** BEGIN PROVIDED ENTRIES **

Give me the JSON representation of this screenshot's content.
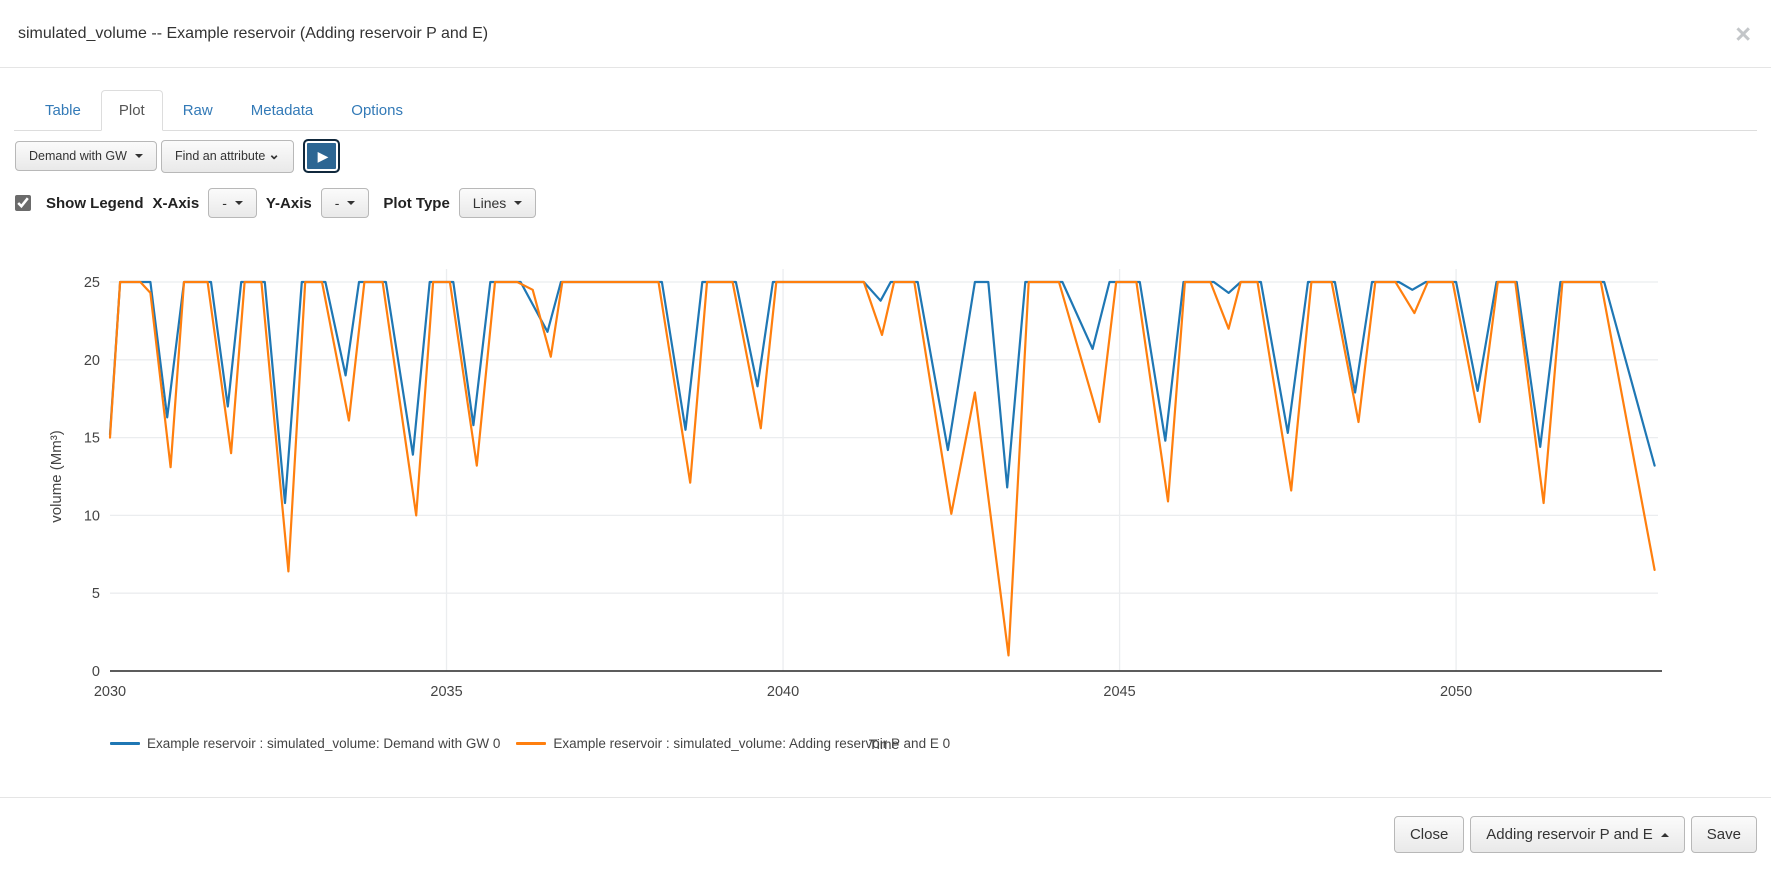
{
  "modal": {
    "title": "simulated_volume -- Example reservoir (Adding reservoir P and E)",
    "close_icon": "×"
  },
  "tabs": [
    {
      "label": "Table",
      "active": false
    },
    {
      "label": "Plot",
      "active": true
    },
    {
      "label": "Raw",
      "active": false
    },
    {
      "label": "Metadata",
      "active": false
    },
    {
      "label": "Options",
      "active": false
    }
  ],
  "toolbar": {
    "scenario_dropdown_value": "Demand with GW",
    "attribute_dropdown_value": "Find an attribute",
    "attribute_chevron": "⌄",
    "play_icon": "▶"
  },
  "plot_controls": {
    "show_legend_label": "Show Legend",
    "show_legend_checked": true,
    "x_axis_label": "X-Axis",
    "x_axis_value": "-",
    "y_axis_label": "Y-Axis",
    "y_axis_value": "-",
    "plot_type_label": "Plot Type",
    "plot_type_value": "Lines"
  },
  "footer": {
    "close_label": "Close",
    "scenario_select_value": "Adding reservoir P and E",
    "save_label": "Save"
  },
  "chart_data": {
    "type": "line",
    "title": "",
    "xlabel": "Time",
    "ylabel": "volume (Mm³)",
    "xlim": [
      2030,
      2053
    ],
    "ylim": [
      0,
      25
    ],
    "x_ticks": [
      2030,
      2035,
      2040,
      2045,
      2050
    ],
    "y_ticks": [
      0,
      5,
      10,
      15,
      20,
      25
    ],
    "grid": true,
    "legend_position": "bottom",
    "series": [
      {
        "name": "Example reservoir : simulated_volume: Demand with GW 0",
        "color": "#1f77b4",
        "points": [
          [
            2030.0,
            15.2
          ],
          [
            2030.15,
            25
          ],
          [
            2030.6,
            25
          ],
          [
            2030.85,
            16.3
          ],
          [
            2031.1,
            25
          ],
          [
            2031.5,
            25
          ],
          [
            2031.75,
            17.0
          ],
          [
            2031.95,
            25
          ],
          [
            2032.3,
            25
          ],
          [
            2032.6,
            10.8
          ],
          [
            2032.85,
            25
          ],
          [
            2033.2,
            25
          ],
          [
            2033.5,
            19.0
          ],
          [
            2033.7,
            25
          ],
          [
            2034.1,
            25
          ],
          [
            2034.5,
            13.9
          ],
          [
            2034.75,
            25
          ],
          [
            2035.1,
            25
          ],
          [
            2035.4,
            15.8
          ],
          [
            2035.65,
            25
          ],
          [
            2036.1,
            25
          ],
          [
            2036.5,
            21.8
          ],
          [
            2036.7,
            25
          ],
          [
            2038.2,
            25
          ],
          [
            2038.55,
            15.5
          ],
          [
            2038.8,
            25
          ],
          [
            2039.3,
            25
          ],
          [
            2039.62,
            18.3
          ],
          [
            2039.85,
            25
          ],
          [
            2041.2,
            25
          ],
          [
            2041.45,
            23.8
          ],
          [
            2041.6,
            25
          ],
          [
            2042.0,
            25
          ],
          [
            2042.45,
            14.2
          ],
          [
            2042.85,
            25
          ],
          [
            2043.05,
            25
          ],
          [
            2043.33,
            11.8
          ],
          [
            2043.6,
            25
          ],
          [
            2044.15,
            25
          ],
          [
            2044.6,
            20.7
          ],
          [
            2044.85,
            25
          ],
          [
            2045.3,
            25
          ],
          [
            2045.68,
            14.8
          ],
          [
            2045.95,
            25
          ],
          [
            2046.4,
            25
          ],
          [
            2046.62,
            24.3
          ],
          [
            2046.8,
            25
          ],
          [
            2047.1,
            25
          ],
          [
            2047.5,
            15.3
          ],
          [
            2047.8,
            25
          ],
          [
            2048.2,
            25
          ],
          [
            2048.5,
            17.9
          ],
          [
            2048.75,
            25
          ],
          [
            2049.15,
            25
          ],
          [
            2049.35,
            24.5
          ],
          [
            2049.55,
            25
          ],
          [
            2050.0,
            25
          ],
          [
            2050.32,
            18.0
          ],
          [
            2050.6,
            25
          ],
          [
            2050.9,
            25
          ],
          [
            2051.25,
            14.4
          ],
          [
            2051.55,
            25
          ],
          [
            2052.2,
            25
          ],
          [
            2052.95,
            13.2
          ]
        ]
      },
      {
        "name": "Example reservoir : simulated_volume: Adding reservoir P and E 0",
        "color": "#ff7f0e",
        "points": [
          [
            2030.0,
            15.0
          ],
          [
            2030.15,
            25
          ],
          [
            2030.45,
            25
          ],
          [
            2030.6,
            24.3
          ],
          [
            2030.9,
            13.1
          ],
          [
            2031.1,
            25
          ],
          [
            2031.45,
            25
          ],
          [
            2031.8,
            14.0
          ],
          [
            2032.0,
            25
          ],
          [
            2032.25,
            25
          ],
          [
            2032.65,
            6.4
          ],
          [
            2032.9,
            25
          ],
          [
            2033.15,
            25
          ],
          [
            2033.55,
            16.1
          ],
          [
            2033.78,
            25
          ],
          [
            2034.05,
            25
          ],
          [
            2034.55,
            10.0
          ],
          [
            2034.8,
            25
          ],
          [
            2035.05,
            25
          ],
          [
            2035.45,
            13.2
          ],
          [
            2035.72,
            25
          ],
          [
            2036.05,
            25
          ],
          [
            2036.28,
            24.5
          ],
          [
            2036.55,
            20.2
          ],
          [
            2036.72,
            25
          ],
          [
            2038.15,
            25
          ],
          [
            2038.62,
            12.1
          ],
          [
            2038.87,
            25
          ],
          [
            2039.25,
            25
          ],
          [
            2039.67,
            15.6
          ],
          [
            2039.9,
            25
          ],
          [
            2041.2,
            25
          ],
          [
            2041.47,
            21.6
          ],
          [
            2041.65,
            25
          ],
          [
            2041.95,
            25
          ],
          [
            2042.5,
            10.1
          ],
          [
            2042.85,
            17.9
          ],
          [
            2043.35,
            1.0
          ],
          [
            2043.65,
            25
          ],
          [
            2044.1,
            25
          ],
          [
            2044.7,
            16.0
          ],
          [
            2044.95,
            25
          ],
          [
            2045.25,
            25
          ],
          [
            2045.72,
            10.9
          ],
          [
            2045.97,
            25
          ],
          [
            2046.35,
            25
          ],
          [
            2046.62,
            22.0
          ],
          [
            2046.8,
            25
          ],
          [
            2047.05,
            25
          ],
          [
            2047.55,
            11.6
          ],
          [
            2047.85,
            25
          ],
          [
            2048.15,
            25
          ],
          [
            2048.55,
            16.0
          ],
          [
            2048.8,
            25
          ],
          [
            2049.1,
            25
          ],
          [
            2049.38,
            23.0
          ],
          [
            2049.58,
            25
          ],
          [
            2049.95,
            25
          ],
          [
            2050.35,
            16.0
          ],
          [
            2050.62,
            25
          ],
          [
            2050.88,
            25
          ],
          [
            2051.3,
            10.8
          ],
          [
            2051.58,
            25
          ],
          [
            2052.15,
            25
          ],
          [
            2052.95,
            6.5
          ]
        ]
      }
    ]
  }
}
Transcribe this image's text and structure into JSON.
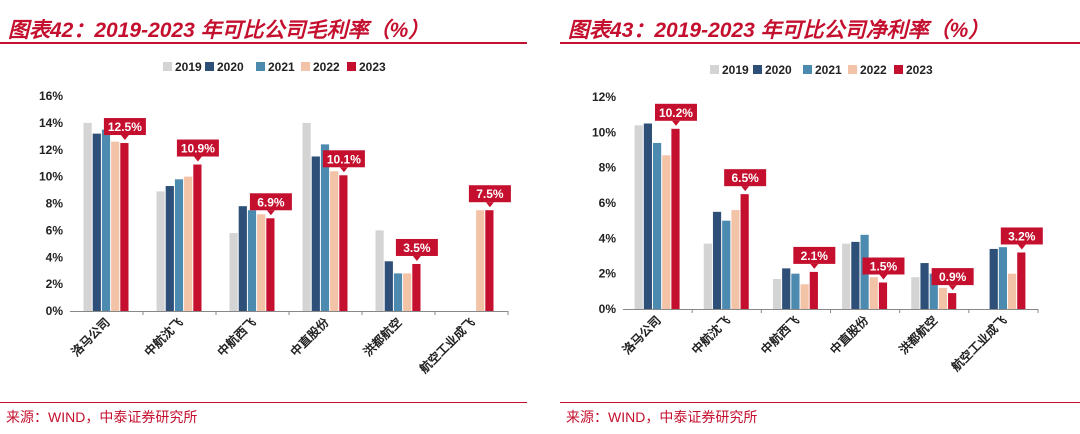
{
  "colors": {
    "accent": "#c4102e",
    "series": [
      "#d4d4d4",
      "#2d4f78",
      "#4d8ab0",
      "#f3c3a8",
      "#c4102e"
    ]
  },
  "panels": [
    {
      "title": "图表42：2019-2023 年可比公司毛利率（%）",
      "source": "来源：WIND，中泰证券研究所"
    },
    {
      "title": "图表43：2019-2023 年可比公司净利率（%）",
      "source": "来源：WIND，中泰证券研究所"
    }
  ],
  "chart_data": [
    {
      "type": "bar",
      "title": "2019-2023 年可比公司毛利率（%）",
      "categories": [
        "洛马公司",
        "中航沈飞",
        "中航西飞",
        "中直股份",
        "洪都航空",
        "航空工业成飞"
      ],
      "series": [
        {
          "name": "2019",
          "values": [
            14.0,
            8.9,
            5.8,
            14.0,
            6.0,
            null
          ]
        },
        {
          "name": "2020",
          "values": [
            13.2,
            9.3,
            7.8,
            11.5,
            3.7,
            null
          ]
        },
        {
          "name": "2021",
          "values": [
            13.5,
            9.8,
            7.5,
            12.4,
            2.8,
            null
          ]
        },
        {
          "name": "2022",
          "values": [
            12.6,
            10.0,
            7.2,
            10.4,
            2.8,
            7.5
          ]
        },
        {
          "name": "2023",
          "values": [
            12.5,
            10.9,
            6.9,
            10.1,
            3.5,
            7.5
          ]
        }
      ],
      "annotations": [
        "12.5%",
        "10.9%",
        "6.9%",
        "10.1%",
        "3.5%",
        "7.5%"
      ],
      "ylim": [
        0,
        16
      ],
      "yticks": [
        "0%",
        "2%",
        "4%",
        "6%",
        "8%",
        "10%",
        "12%",
        "14%",
        "16%"
      ],
      "legend": "top"
    },
    {
      "type": "bar",
      "title": "2019-2023 年可比公司净利率（%）",
      "categories": [
        "洛马公司",
        "中航沈飞",
        "中航西飞",
        "中直股份",
        "洪都航空",
        "航空工业成飞"
      ],
      "series": [
        {
          "name": "2019",
          "values": [
            10.4,
            3.7,
            1.7,
            3.7,
            1.8,
            null
          ]
        },
        {
          "name": "2020",
          "values": [
            10.5,
            5.5,
            2.3,
            3.8,
            2.6,
            3.4
          ]
        },
        {
          "name": "2021",
          "values": [
            9.4,
            5.0,
            2.0,
            4.2,
            2.0,
            3.5
          ]
        },
        {
          "name": "2022",
          "values": [
            8.7,
            5.6,
            1.4,
            1.8,
            1.2,
            2.0
          ]
        },
        {
          "name": "2023",
          "values": [
            10.2,
            6.5,
            2.1,
            1.5,
            0.9,
            3.2
          ]
        }
      ],
      "annotations": [
        "10.2%",
        "6.5%",
        "2.1%",
        "1.5%",
        "0.9%",
        "3.2%"
      ],
      "ylim": [
        0,
        12
      ],
      "yticks": [
        "0%",
        "2%",
        "4%",
        "6%",
        "8%",
        "10%",
        "12%"
      ],
      "legend": "top"
    }
  ]
}
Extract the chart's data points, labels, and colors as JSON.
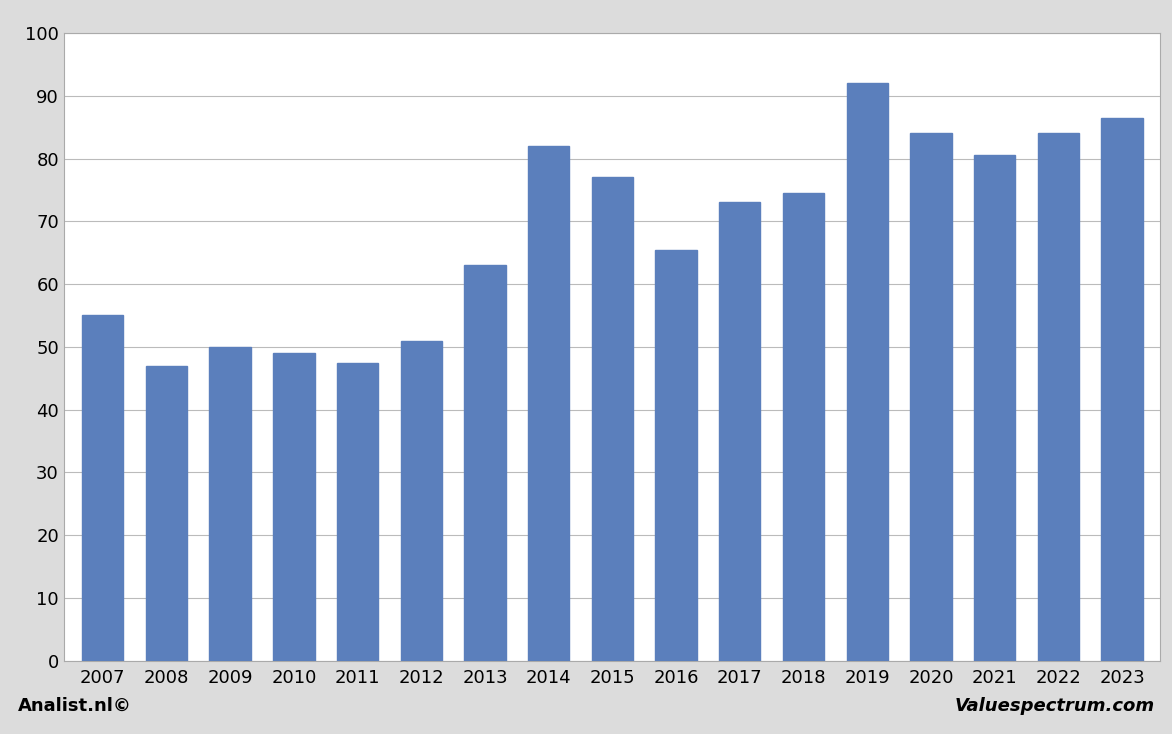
{
  "years": [
    2007,
    2008,
    2009,
    2010,
    2011,
    2012,
    2013,
    2014,
    2015,
    2016,
    2017,
    2018,
    2019,
    2020,
    2021,
    2022,
    2023
  ],
  "values": [
    55,
    47,
    50,
    49,
    47.5,
    51,
    63,
    82,
    77,
    65.5,
    73,
    74.5,
    92,
    84,
    80.5,
    84,
    86.5
  ],
  "bar_color": "#5b7fbc",
  "plot_bg_color": "#ffffff",
  "outer_bg_color": "#dcdcdc",
  "ylim": [
    0,
    100
  ],
  "yticks": [
    0,
    10,
    20,
    30,
    40,
    50,
    60,
    70,
    80,
    90,
    100
  ],
  "grid_color": "#bbbbbb",
  "footer_left": "Analist.nl©",
  "footer_right": "Valuespectrum.com",
  "footer_fontsize": 13,
  "tick_fontsize": 13,
  "bar_width": 0.65
}
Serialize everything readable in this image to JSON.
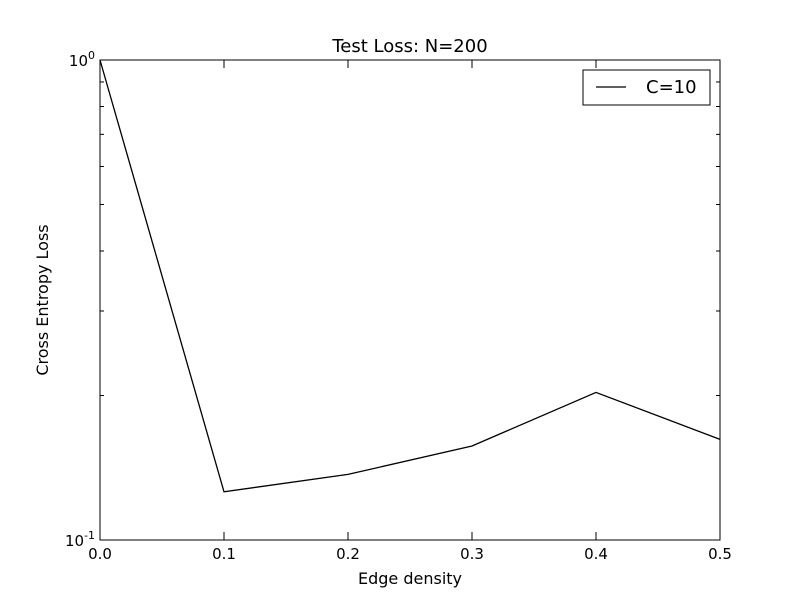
{
  "chart_data": {
    "type": "line",
    "title": "Test Loss: N=200",
    "xlabel": "Edge density",
    "ylabel": "Cross Entropy Loss",
    "xlim": [
      0.0,
      0.5
    ],
    "ylim": [
      0.1,
      1.0
    ],
    "yscale": "log",
    "grid": false,
    "legend_position": "top-right",
    "x_ticks": [
      "0.0",
      "0.1",
      "0.2",
      "0.3",
      "0.4",
      "0.5"
    ],
    "y_ticks": [
      {
        "base": "10",
        "exp": "-1"
      },
      {
        "base": "10",
        "exp": "0"
      }
    ],
    "series": [
      {
        "name": "C=10",
        "color": "#000000",
        "x": [
          0.0,
          0.1,
          0.2,
          0.3,
          0.4,
          0.5
        ],
        "y": [
          1.0,
          0.126,
          0.137,
          0.157,
          0.203,
          0.162
        ]
      }
    ]
  }
}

** END PROVIDED ENTRIES **

■ WHAT YOU WILL DO:
In the data above, find the line containing "Serialize everything readable"; from there, please write out each line through the end, exactly, with the pictures omitted.

■ RESULT OF THIS EXERCISE:
Serialize everything readable in this image to JSON.
{
  "chart_data": {
    "type": "line",
    "title": "Test Loss: N=200",
    "xlabel": "Edge density",
    "ylabel": "Cross Entropy Loss",
    "xlim": [
      0.0,
      0.5
    ],
    "ylim": [
      0.1,
      1.0
    ],
    "yscale": "log",
    "grid": false,
    "legend_position": "top-right",
    "x_ticks": [
      "0.0",
      "0.1",
      "0.2",
      "0.3",
      "0.4",
      "0.5"
    ],
    "y_ticks": [
      {
        "base": "10",
        "exp": "-1"
      },
      {
        "base": "10",
        "exp": "0"
      }
    ],
    "series": [
      {
        "name": "C=10",
        "color": "#000000",
        "x": [
          0.0,
          0.1,
          0.2,
          0.3,
          0.4,
          0.5
        ],
        "y": [
          1.0,
          0.126,
          0.137,
          0.157,
          0.203,
          0.162
        ]
      }
    ]
  }
}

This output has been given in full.